Structured figure records:
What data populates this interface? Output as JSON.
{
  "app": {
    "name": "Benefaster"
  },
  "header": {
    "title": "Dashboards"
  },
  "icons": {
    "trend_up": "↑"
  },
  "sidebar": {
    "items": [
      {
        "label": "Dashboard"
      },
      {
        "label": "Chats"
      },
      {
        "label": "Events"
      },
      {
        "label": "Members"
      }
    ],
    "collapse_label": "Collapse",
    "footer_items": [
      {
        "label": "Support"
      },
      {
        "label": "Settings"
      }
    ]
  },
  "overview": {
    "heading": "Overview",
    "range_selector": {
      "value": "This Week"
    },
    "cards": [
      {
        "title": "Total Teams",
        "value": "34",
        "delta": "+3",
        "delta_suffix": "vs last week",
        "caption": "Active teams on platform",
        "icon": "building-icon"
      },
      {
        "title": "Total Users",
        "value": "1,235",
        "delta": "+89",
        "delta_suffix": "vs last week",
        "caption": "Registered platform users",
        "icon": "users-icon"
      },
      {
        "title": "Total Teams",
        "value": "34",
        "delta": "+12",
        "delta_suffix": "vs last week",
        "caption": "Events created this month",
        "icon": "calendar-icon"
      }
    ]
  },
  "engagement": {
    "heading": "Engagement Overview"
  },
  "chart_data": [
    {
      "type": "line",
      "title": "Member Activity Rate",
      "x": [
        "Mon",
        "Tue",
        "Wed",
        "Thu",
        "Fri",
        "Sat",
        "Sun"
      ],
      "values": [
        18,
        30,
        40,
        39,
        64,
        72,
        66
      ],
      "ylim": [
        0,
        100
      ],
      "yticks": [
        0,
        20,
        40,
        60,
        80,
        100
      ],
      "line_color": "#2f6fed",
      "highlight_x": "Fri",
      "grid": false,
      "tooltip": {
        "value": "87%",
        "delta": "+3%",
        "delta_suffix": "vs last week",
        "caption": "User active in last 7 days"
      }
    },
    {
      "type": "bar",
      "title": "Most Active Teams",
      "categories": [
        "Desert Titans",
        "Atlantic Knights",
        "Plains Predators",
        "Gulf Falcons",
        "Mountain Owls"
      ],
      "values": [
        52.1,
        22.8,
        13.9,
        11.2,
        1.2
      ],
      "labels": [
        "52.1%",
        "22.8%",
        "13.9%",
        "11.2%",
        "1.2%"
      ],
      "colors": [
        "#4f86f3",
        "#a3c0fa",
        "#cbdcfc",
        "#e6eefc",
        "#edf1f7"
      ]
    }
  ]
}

Objective:
Hand back the material above in full, exactly as written.

Full answer:
What data populates this interface? Output as JSON.
{
  "app": {
    "name": "Benefaster"
  },
  "header": {
    "title": "Dashboards"
  },
  "icons": {
    "trend_up": "↑"
  },
  "sidebar": {
    "items": [
      {
        "label": "Dashboard"
      },
      {
        "label": "Chats"
      },
      {
        "label": "Events"
      },
      {
        "label": "Members"
      }
    ],
    "collapse_label": "Collapse",
    "footer_items": [
      {
        "label": "Support"
      },
      {
        "label": "Settings"
      }
    ]
  },
  "overview": {
    "heading": "Overview",
    "range_selector": {
      "value": "This Week"
    },
    "cards": [
      {
        "title": "Total Teams",
        "value": "34",
        "delta": "+3",
        "delta_suffix": "vs last week",
        "caption": "Active teams on platform",
        "icon": "building-icon"
      },
      {
        "title": "Total Users",
        "value": "1,235",
        "delta": "+89",
        "delta_suffix": "vs last week",
        "caption": "Registered platform users",
        "icon": "users-icon"
      },
      {
        "title": "Total Teams",
        "value": "34",
        "delta": "+12",
        "delta_suffix": "vs last week",
        "caption": "Events created this month",
        "icon": "calendar-icon"
      }
    ]
  },
  "engagement": {
    "heading": "Engagement Overview"
  },
  "chart_data": [
    {
      "type": "line",
      "title": "Member Activity Rate",
      "x": [
        "Mon",
        "Tue",
        "Wed",
        "Thu",
        "Fri",
        "Sat",
        "Sun"
      ],
      "values": [
        18,
        30,
        40,
        39,
        64,
        72,
        66
      ],
      "ylim": [
        0,
        100
      ],
      "yticks": [
        0,
        20,
        40,
        60,
        80,
        100
      ],
      "line_color": "#2f6fed",
      "highlight_x": "Fri",
      "grid": false,
      "tooltip": {
        "value": "87%",
        "delta": "+3%",
        "delta_suffix": "vs last week",
        "caption": "User active in last 7 days"
      }
    },
    {
      "type": "bar",
      "title": "Most Active Teams",
      "categories": [
        "Desert Titans",
        "Atlantic Knights",
        "Plains Predators",
        "Gulf Falcons",
        "Mountain Owls"
      ],
      "values": [
        52.1,
        22.8,
        13.9,
        11.2,
        1.2
      ],
      "labels": [
        "52.1%",
        "22.8%",
        "13.9%",
        "11.2%",
        "1.2%"
      ],
      "colors": [
        "#4f86f3",
        "#a3c0fa",
        "#cbdcfc",
        "#e6eefc",
        "#edf1f7"
      ]
    }
  ]
}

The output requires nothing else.